Written exercise | Among the entries that follow, tally the lines with the string "mongo". Give no more than the number.

Data items |
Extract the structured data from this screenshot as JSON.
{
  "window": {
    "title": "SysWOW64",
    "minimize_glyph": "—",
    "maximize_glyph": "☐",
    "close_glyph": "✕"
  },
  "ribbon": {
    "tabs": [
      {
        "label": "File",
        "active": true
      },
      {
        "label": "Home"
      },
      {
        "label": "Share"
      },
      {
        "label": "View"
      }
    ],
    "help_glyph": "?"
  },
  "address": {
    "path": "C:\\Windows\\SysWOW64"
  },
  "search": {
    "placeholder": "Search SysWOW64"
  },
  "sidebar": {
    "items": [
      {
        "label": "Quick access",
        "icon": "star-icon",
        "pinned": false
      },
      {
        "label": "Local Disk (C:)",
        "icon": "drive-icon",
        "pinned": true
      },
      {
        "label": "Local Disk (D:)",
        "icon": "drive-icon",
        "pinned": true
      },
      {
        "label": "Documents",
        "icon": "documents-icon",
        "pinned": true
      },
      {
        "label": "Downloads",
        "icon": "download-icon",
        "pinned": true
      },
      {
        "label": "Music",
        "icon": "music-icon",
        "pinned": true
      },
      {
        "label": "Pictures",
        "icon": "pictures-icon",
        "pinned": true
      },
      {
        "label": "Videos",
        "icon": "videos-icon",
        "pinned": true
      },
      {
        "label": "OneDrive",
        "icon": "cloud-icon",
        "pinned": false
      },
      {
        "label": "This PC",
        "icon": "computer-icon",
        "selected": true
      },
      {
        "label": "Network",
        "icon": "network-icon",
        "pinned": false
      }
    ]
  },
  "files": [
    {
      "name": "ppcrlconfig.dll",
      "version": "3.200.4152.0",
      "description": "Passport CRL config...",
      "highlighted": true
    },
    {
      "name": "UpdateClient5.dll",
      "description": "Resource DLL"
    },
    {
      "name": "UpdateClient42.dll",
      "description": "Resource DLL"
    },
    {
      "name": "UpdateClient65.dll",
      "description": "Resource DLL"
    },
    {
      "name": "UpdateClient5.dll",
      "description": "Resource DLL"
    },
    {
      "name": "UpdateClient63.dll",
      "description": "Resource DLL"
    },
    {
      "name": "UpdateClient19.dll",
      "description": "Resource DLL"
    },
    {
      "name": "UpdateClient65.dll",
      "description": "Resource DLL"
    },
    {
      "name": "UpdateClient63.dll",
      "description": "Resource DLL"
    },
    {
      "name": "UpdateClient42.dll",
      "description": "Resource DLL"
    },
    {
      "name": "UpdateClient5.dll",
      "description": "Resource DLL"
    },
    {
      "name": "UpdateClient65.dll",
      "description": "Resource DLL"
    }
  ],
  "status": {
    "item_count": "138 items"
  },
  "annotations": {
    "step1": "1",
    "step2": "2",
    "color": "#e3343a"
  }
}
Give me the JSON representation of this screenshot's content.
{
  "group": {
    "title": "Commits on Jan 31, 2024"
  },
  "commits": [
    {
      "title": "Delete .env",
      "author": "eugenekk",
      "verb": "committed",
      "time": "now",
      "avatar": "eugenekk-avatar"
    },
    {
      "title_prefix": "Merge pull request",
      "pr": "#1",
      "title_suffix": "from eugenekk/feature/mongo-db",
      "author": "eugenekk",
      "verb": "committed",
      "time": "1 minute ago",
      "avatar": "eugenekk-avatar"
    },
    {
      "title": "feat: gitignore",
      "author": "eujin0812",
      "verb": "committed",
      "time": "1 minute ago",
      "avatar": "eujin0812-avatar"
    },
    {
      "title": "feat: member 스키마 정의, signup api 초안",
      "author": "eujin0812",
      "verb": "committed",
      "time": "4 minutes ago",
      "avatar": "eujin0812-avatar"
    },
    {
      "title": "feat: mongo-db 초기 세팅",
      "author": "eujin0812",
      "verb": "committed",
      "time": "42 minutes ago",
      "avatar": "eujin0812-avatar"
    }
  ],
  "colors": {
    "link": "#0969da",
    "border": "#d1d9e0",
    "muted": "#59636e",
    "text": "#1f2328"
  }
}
...
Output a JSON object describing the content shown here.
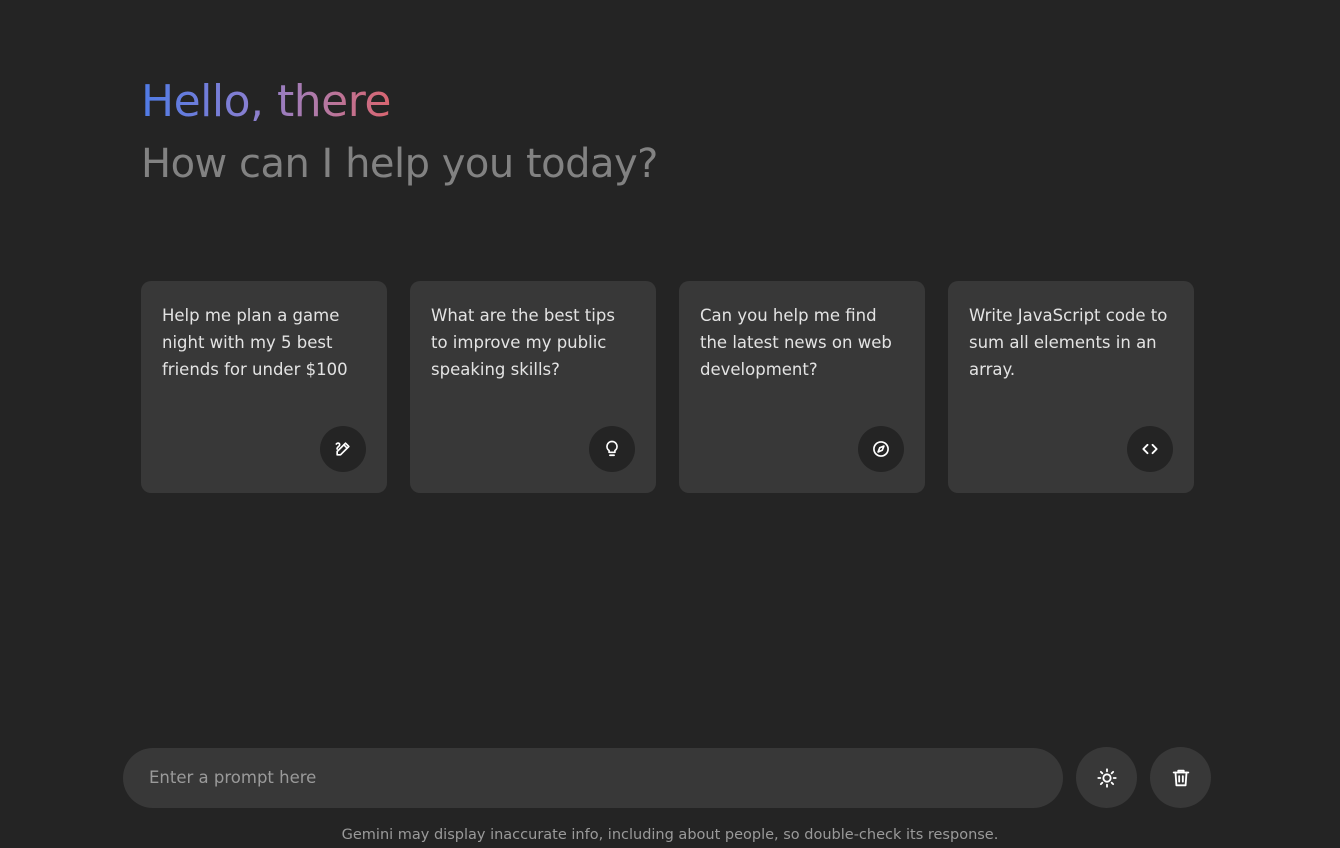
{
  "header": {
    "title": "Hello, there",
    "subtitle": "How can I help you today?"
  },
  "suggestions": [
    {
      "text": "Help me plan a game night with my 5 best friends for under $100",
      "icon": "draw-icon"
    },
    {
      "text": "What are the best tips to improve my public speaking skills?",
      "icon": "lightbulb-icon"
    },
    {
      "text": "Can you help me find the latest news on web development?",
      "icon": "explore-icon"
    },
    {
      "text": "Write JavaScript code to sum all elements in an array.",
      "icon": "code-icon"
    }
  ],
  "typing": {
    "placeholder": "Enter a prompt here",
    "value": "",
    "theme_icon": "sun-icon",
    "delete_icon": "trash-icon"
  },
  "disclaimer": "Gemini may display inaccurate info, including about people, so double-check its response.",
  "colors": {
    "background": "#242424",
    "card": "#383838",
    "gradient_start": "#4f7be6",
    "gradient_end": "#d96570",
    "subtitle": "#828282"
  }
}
* * *
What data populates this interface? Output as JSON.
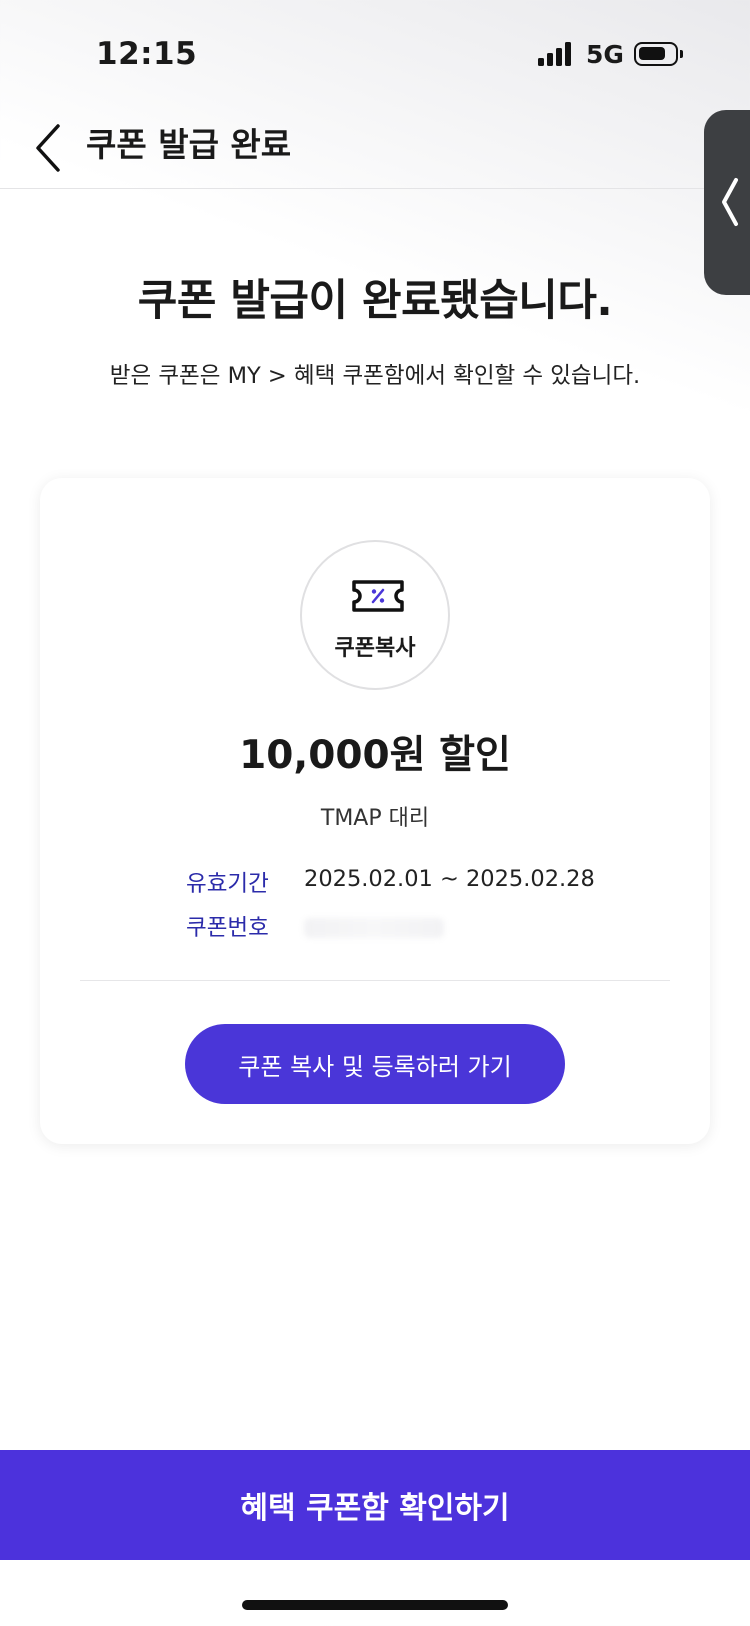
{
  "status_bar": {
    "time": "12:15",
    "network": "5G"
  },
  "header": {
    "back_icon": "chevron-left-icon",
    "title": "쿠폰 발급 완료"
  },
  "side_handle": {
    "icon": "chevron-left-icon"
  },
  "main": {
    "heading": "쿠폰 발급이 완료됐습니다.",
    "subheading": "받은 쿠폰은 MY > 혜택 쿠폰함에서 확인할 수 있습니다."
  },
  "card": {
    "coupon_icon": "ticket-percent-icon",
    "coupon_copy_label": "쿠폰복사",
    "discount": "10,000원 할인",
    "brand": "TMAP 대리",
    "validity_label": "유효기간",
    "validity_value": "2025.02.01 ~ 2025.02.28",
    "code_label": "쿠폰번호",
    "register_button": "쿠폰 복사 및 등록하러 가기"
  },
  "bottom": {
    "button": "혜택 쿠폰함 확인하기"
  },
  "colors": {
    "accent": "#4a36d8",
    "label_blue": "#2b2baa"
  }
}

Exercise result | 2